Input material.
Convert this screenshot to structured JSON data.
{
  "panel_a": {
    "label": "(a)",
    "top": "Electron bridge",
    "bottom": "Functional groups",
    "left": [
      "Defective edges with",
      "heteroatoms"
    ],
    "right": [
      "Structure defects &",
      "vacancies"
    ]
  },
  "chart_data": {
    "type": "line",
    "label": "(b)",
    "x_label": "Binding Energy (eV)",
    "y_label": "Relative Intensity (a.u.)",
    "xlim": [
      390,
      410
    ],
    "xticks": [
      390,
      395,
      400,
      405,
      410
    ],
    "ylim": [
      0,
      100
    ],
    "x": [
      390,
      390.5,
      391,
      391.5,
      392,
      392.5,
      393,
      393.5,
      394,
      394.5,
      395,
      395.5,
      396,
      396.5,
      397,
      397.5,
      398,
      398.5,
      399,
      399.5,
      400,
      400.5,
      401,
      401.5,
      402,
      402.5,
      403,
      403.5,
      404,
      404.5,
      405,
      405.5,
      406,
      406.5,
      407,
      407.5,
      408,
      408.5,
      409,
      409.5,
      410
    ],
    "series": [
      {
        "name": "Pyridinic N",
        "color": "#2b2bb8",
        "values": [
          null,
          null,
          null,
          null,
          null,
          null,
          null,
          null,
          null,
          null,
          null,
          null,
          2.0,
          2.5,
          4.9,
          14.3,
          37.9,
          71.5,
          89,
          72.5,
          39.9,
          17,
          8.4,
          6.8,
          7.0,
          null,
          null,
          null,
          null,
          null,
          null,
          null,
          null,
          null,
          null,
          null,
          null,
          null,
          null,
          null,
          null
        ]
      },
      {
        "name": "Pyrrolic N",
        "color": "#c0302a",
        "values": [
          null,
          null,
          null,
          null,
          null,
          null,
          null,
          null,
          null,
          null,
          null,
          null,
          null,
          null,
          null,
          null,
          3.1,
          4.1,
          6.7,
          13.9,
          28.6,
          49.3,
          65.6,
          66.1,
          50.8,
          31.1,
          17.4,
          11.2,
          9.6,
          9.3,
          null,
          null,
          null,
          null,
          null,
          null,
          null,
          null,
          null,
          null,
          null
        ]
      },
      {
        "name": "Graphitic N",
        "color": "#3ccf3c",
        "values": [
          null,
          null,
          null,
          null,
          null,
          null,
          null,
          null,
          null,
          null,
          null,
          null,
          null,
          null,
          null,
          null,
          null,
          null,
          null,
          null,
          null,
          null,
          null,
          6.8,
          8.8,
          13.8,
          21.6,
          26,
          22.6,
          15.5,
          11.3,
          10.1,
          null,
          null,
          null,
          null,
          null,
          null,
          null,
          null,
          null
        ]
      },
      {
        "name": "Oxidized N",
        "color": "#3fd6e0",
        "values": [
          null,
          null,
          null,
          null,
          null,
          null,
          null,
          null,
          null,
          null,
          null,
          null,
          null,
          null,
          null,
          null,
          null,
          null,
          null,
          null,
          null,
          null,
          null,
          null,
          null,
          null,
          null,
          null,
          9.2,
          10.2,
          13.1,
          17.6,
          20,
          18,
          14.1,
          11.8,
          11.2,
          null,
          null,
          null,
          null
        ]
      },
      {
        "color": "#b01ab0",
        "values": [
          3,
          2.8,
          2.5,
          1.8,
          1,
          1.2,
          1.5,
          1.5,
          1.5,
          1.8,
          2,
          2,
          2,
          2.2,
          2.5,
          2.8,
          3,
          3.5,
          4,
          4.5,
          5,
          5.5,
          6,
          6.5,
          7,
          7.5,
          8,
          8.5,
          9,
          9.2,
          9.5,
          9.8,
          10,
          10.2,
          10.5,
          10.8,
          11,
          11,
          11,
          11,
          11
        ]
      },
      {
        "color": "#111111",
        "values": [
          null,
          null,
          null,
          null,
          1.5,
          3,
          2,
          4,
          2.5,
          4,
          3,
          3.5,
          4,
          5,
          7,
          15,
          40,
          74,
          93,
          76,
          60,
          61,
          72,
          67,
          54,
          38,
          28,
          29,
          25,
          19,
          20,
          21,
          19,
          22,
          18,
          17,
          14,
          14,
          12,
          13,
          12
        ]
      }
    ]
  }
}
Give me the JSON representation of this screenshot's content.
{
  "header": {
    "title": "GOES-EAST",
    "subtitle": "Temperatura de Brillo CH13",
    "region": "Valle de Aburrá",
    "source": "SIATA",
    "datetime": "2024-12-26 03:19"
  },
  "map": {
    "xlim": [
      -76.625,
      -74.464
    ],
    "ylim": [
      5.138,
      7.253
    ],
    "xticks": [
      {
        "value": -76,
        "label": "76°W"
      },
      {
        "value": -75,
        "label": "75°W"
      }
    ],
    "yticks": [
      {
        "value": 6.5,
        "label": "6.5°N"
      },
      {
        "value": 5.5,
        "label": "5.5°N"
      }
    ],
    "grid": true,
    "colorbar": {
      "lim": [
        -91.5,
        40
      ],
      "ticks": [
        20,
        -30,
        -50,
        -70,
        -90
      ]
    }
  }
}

Given exercise.
Could you give again exactly the lines from the line containing "Give me the" through the final line of the data above, and no others?

Final answer.
Give me the JSON representation of this screenshot's content.
{
  "header": {
    "title": "GOES-EAST",
    "subtitle": "Temperatura de Brillo CH13",
    "region": "Valle de Aburrá",
    "source": "SIATA",
    "datetime": "2024-12-26 03:19"
  },
  "map": {
    "xlim": [
      -76.625,
      -74.464
    ],
    "ylim": [
      5.138,
      7.253
    ],
    "xticks": [
      {
        "value": -76,
        "label": "76°W"
      },
      {
        "value": -75,
        "label": "75°W"
      }
    ],
    "yticks": [
      {
        "value": 6.5,
        "label": "6.5°N"
      },
      {
        "value": 5.5,
        "label": "5.5°N"
      }
    ],
    "grid": true,
    "colorbar": {
      "lim": [
        -91.5,
        40
      ],
      "ticks": [
        20,
        -30,
        -50,
        -70,
        -90
      ]
    }
  }
}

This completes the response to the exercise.